## Stated problem
Go through the material and write it all out exactly, minus the pictures.

## Task input
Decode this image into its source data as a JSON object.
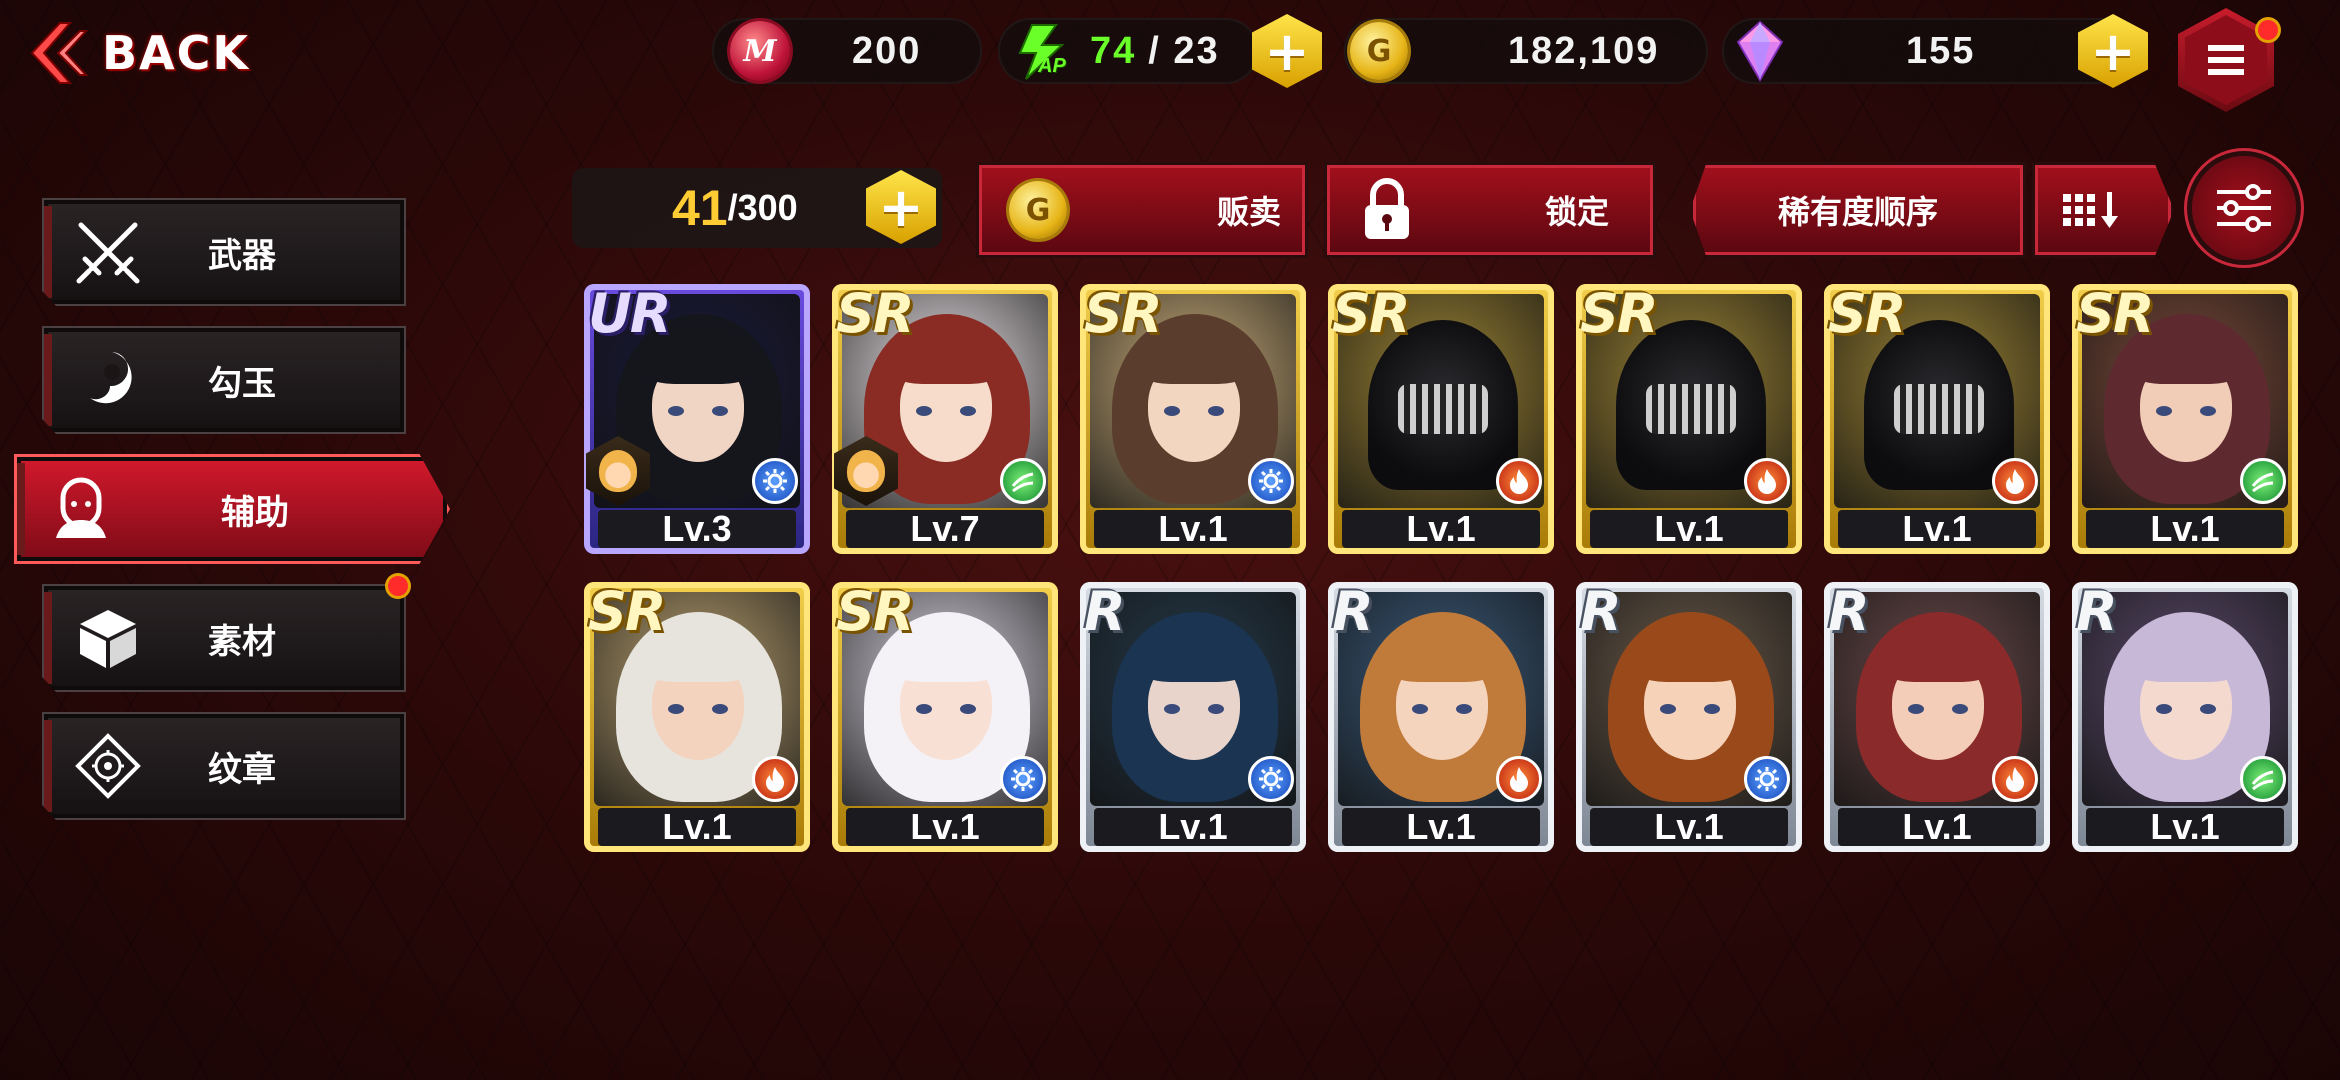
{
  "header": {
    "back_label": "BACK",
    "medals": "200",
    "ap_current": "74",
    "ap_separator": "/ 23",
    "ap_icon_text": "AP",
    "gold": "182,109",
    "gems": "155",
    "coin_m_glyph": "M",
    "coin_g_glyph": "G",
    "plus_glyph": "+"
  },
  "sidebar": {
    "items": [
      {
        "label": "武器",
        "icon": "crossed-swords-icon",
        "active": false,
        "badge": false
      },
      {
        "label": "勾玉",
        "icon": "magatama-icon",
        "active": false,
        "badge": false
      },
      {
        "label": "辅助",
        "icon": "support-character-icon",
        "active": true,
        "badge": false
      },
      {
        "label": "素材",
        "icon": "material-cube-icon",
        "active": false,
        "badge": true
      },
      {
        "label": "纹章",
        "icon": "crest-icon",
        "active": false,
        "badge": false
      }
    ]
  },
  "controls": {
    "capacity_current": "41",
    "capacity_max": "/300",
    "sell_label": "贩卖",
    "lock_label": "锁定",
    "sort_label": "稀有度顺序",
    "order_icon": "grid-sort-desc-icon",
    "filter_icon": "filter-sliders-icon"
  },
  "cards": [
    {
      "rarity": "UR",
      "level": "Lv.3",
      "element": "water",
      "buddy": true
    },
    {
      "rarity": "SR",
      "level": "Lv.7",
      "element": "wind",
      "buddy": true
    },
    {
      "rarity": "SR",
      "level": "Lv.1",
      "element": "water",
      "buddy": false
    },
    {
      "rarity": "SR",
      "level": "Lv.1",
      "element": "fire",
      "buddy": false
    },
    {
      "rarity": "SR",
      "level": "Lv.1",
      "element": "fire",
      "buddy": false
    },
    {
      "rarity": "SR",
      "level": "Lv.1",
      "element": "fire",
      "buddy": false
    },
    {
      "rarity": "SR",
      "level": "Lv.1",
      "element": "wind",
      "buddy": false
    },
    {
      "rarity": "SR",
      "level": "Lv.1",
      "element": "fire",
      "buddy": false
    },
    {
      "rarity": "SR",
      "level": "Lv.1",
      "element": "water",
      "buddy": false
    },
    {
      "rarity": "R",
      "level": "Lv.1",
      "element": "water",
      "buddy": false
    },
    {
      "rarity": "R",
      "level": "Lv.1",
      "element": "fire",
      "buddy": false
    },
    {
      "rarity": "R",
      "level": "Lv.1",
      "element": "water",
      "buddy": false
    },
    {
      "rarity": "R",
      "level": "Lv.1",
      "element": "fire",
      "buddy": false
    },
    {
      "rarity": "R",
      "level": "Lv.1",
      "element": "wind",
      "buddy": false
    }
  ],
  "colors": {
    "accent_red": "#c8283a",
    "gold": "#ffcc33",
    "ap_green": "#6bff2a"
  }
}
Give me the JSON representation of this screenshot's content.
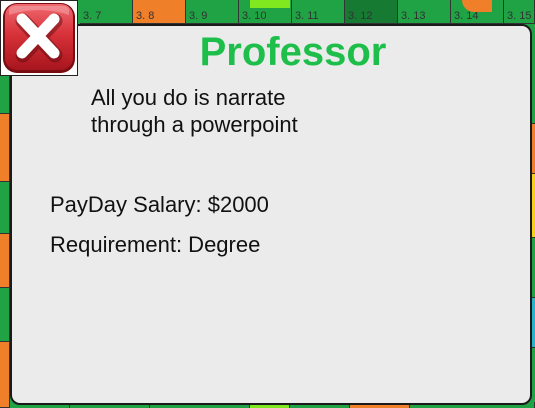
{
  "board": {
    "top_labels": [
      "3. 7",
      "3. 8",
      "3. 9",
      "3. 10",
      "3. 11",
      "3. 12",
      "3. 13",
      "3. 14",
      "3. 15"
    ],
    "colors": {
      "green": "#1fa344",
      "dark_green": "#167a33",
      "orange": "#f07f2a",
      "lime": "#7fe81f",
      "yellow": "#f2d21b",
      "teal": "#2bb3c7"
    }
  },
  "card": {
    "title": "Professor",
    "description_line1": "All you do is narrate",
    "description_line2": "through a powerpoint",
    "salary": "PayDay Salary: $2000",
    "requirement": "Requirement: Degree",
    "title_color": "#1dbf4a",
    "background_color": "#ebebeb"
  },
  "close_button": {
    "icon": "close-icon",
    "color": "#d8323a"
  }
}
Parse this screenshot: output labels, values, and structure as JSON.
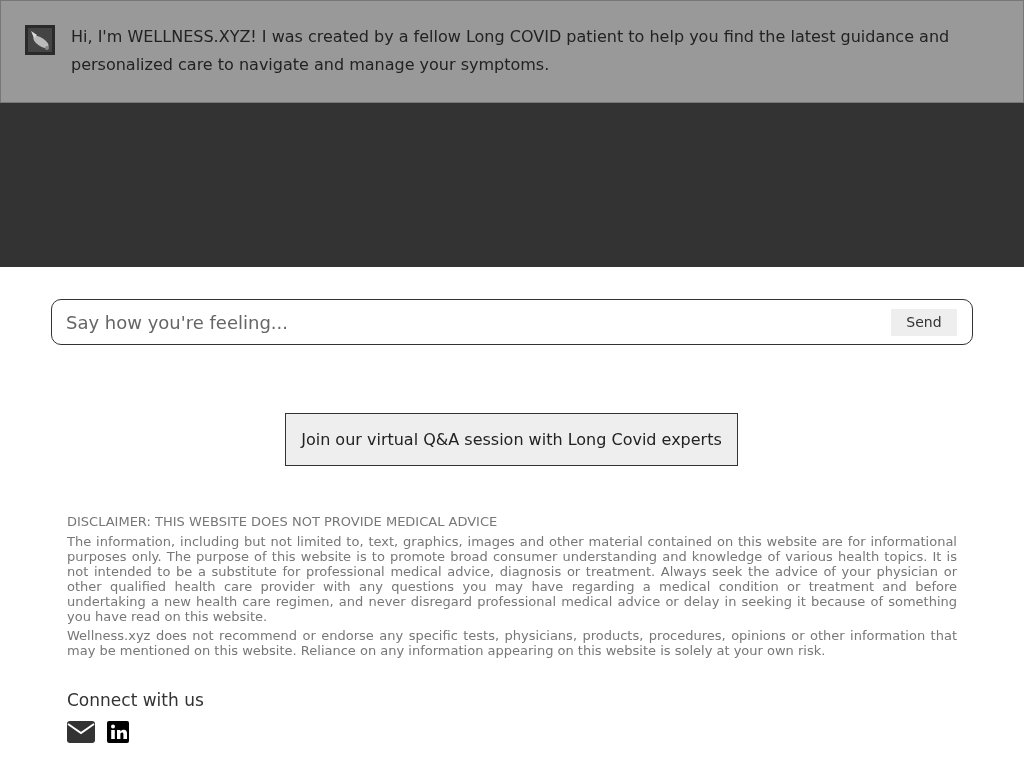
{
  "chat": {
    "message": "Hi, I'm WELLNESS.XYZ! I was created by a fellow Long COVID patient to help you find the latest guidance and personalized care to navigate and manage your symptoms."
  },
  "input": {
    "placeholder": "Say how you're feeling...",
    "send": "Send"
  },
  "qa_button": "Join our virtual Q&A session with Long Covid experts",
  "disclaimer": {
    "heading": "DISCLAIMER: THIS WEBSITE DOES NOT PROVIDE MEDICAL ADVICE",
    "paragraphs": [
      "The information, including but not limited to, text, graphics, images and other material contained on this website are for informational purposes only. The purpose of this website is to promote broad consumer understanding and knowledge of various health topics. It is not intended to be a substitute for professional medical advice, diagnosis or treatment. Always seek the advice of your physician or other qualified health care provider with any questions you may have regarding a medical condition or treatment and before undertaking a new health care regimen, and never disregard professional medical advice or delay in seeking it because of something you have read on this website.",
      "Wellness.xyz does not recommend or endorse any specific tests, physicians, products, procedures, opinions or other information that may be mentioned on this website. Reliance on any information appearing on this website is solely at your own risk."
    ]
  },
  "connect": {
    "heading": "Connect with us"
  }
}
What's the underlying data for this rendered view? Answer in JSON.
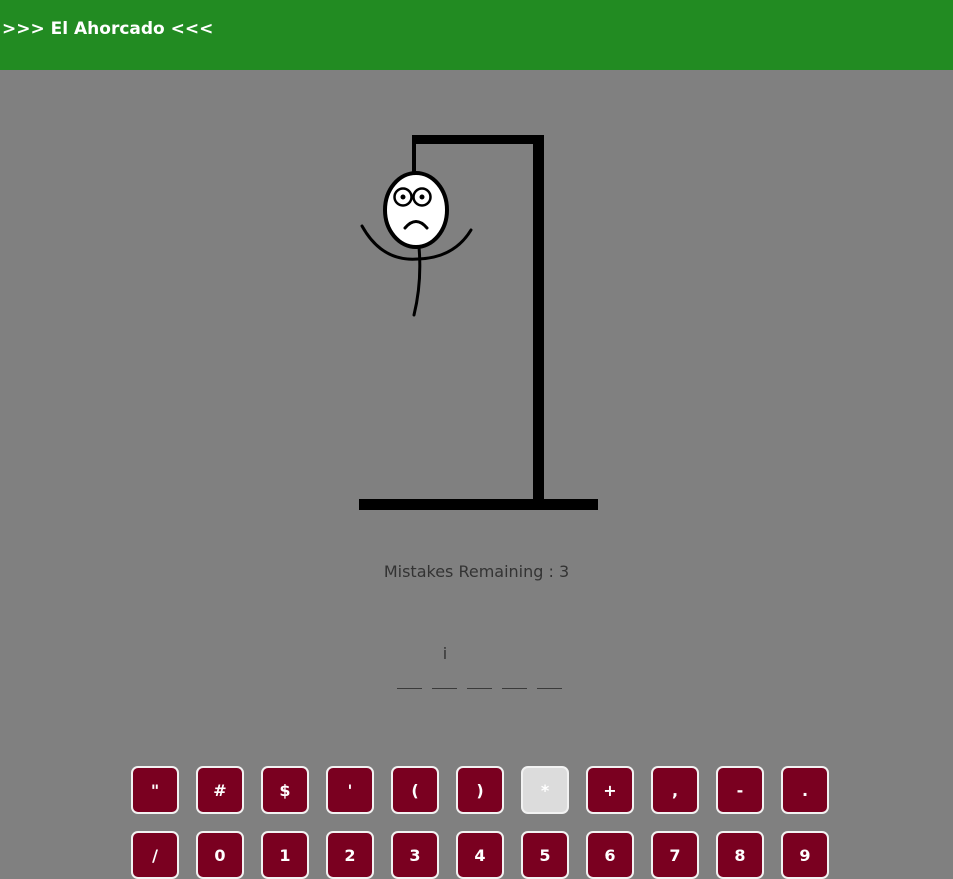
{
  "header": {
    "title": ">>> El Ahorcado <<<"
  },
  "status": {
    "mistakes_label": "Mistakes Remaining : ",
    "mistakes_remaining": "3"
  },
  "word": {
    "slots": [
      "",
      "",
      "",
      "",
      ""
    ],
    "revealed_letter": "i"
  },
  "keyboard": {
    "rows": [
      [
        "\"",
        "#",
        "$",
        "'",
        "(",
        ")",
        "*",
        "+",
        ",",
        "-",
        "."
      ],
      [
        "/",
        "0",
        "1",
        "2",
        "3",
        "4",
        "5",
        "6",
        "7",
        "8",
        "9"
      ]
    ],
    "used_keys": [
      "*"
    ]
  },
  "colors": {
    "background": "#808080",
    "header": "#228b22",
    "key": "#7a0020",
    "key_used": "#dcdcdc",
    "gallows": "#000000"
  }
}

## Solution below
Decode this image into its source data as a JSON object.
{
  "header": {
    "back_label": "BACK",
    "medals": "200",
    "ap_current": "74",
    "ap_separator": "/ 23",
    "ap_icon_text": "AP",
    "gold": "182,109",
    "gems": "155",
    "coin_m_glyph": "M",
    "coin_g_glyph": "G",
    "plus_glyph": "+"
  },
  "sidebar": {
    "items": [
      {
        "label": "武器",
        "icon": "crossed-swords-icon",
        "active": false,
        "badge": false
      },
      {
        "label": "勾玉",
        "icon": "magatama-icon",
        "active": false,
        "badge": false
      },
      {
        "label": "辅助",
        "icon": "support-character-icon",
        "active": true,
        "badge": false
      },
      {
        "label": "素材",
        "icon": "material-cube-icon",
        "active": false,
        "badge": true
      },
      {
        "label": "纹章",
        "icon": "crest-icon",
        "active": false,
        "badge": false
      }
    ]
  },
  "controls": {
    "capacity_current": "41",
    "capacity_max": "/300",
    "sell_label": "贩卖",
    "lock_label": "锁定",
    "sort_label": "稀有度顺序",
    "order_icon": "grid-sort-desc-icon",
    "filter_icon": "filter-sliders-icon"
  },
  "cards": [
    {
      "rarity": "UR",
      "level": "Lv.3",
      "element": "water",
      "buddy": true
    },
    {
      "rarity": "SR",
      "level": "Lv.7",
      "element": "wind",
      "buddy": true
    },
    {
      "rarity": "SR",
      "level": "Lv.1",
      "element": "water",
      "buddy": false
    },
    {
      "rarity": "SR",
      "level": "Lv.1",
      "element": "fire",
      "buddy": false
    },
    {
      "rarity": "SR",
      "level": "Lv.1",
      "element": "fire",
      "buddy": false
    },
    {
      "rarity": "SR",
      "level": "Lv.1",
      "element": "fire",
      "buddy": false
    },
    {
      "rarity": "SR",
      "level": "Lv.1",
      "element": "wind",
      "buddy": false
    },
    {
      "rarity": "SR",
      "level": "Lv.1",
      "element": "fire",
      "buddy": false
    },
    {
      "rarity": "SR",
      "level": "Lv.1",
      "element": "water",
      "buddy": false
    },
    {
      "rarity": "R",
      "level": "Lv.1",
      "element": "water",
      "buddy": false
    },
    {
      "rarity": "R",
      "level": "Lv.1",
      "element": "fire",
      "buddy": false
    },
    {
      "rarity": "R",
      "level": "Lv.1",
      "element": "water",
      "buddy": false
    },
    {
      "rarity": "R",
      "level": "Lv.1",
      "element": "fire",
      "buddy": false
    },
    {
      "rarity": "R",
      "level": "Lv.1",
      "element": "wind",
      "buddy": false
    }
  ],
  "colors": {
    "accent_red": "#c8283a",
    "gold": "#ffcc33",
    "ap_green": "#6bff2a"
  }
}
Give me the JSON representation of this screenshot's content.
{
  "board": {
    "top_labels": [
      "3. 7",
      "3. 8",
      "3. 9",
      "3. 10",
      "3. 11",
      "3. 12",
      "3. 13",
      "3. 14",
      "3. 15"
    ],
    "colors": {
      "green": "#1fa344",
      "dark_green": "#167a33",
      "orange": "#f07f2a",
      "lime": "#7fe81f",
      "yellow": "#f2d21b",
      "teal": "#2bb3c7"
    }
  },
  "card": {
    "title": "Professor",
    "description_line1": "All you do is narrate",
    "description_line2": "through a powerpoint",
    "salary": "PayDay Salary: $2000",
    "requirement": "Requirement: Degree",
    "title_color": "#1dbf4a",
    "background_color": "#ebebeb"
  },
  "close_button": {
    "icon": "close-icon",
    "color": "#d8323a"
  }
}
Parse this screenshot: output labels, values, and structure as JSON.
{
  "chat": {
    "message": "Hi, I'm WELLNESS.XYZ! I was created by a fellow Long COVID patient to help you find the latest guidance and personalized care to navigate and manage your symptoms."
  },
  "input": {
    "placeholder": "Say how you're feeling...",
    "send": "Send"
  },
  "qa_button": "Join our virtual Q&A session with Long Covid experts",
  "disclaimer": {
    "heading": "DISCLAIMER: THIS WEBSITE DOES NOT PROVIDE MEDICAL ADVICE",
    "paragraphs": [
      "The information, including but not limited to, text, graphics, images and other material contained on this website are for informational purposes only. The purpose of this website is to promote broad consumer understanding and knowledge of various health topics. It is not intended to be a substitute for professional medical advice, diagnosis or treatment. Always seek the advice of your physician or other qualified health care provider with any questions you may have regarding a medical condition or treatment and before undertaking a new health care regimen, and never disregard professional medical advice or delay in seeking it because of something you have read on this website.",
      "Wellness.xyz does not recommend or endorse any specific tests, physicians, products, procedures, opinions or other information that may be mentioned on this website. Reliance on any information appearing on this website is solely at your own risk."
    ]
  },
  "connect": {
    "heading": "Connect with us"
  }
}
What's the underlying data for this rendered view? Answer in JSON.
{
  "header": {
    "title": ">>> El Ahorcado <<<"
  },
  "status": {
    "mistakes_label": "Mistakes Remaining : ",
    "mistakes_remaining": "3"
  },
  "word": {
    "slots": [
      "",
      "",
      "",
      "",
      ""
    ],
    "revealed_letter": "i"
  },
  "keyboard": {
    "rows": [
      [
        "\"",
        "#",
        "$",
        "'",
        "(",
        ")",
        "*",
        "+",
        ",",
        "-",
        "."
      ],
      [
        "/",
        "0",
        "1",
        "2",
        "3",
        "4",
        "5",
        "6",
        "7",
        "8",
        "9"
      ]
    ],
    "used_keys": [
      "*"
    ]
  },
  "colors": {
    "background": "#808080",
    "header": "#228b22",
    "key": "#7a0020",
    "key_used": "#dcdcdc",
    "gallows": "#000000"
  }
}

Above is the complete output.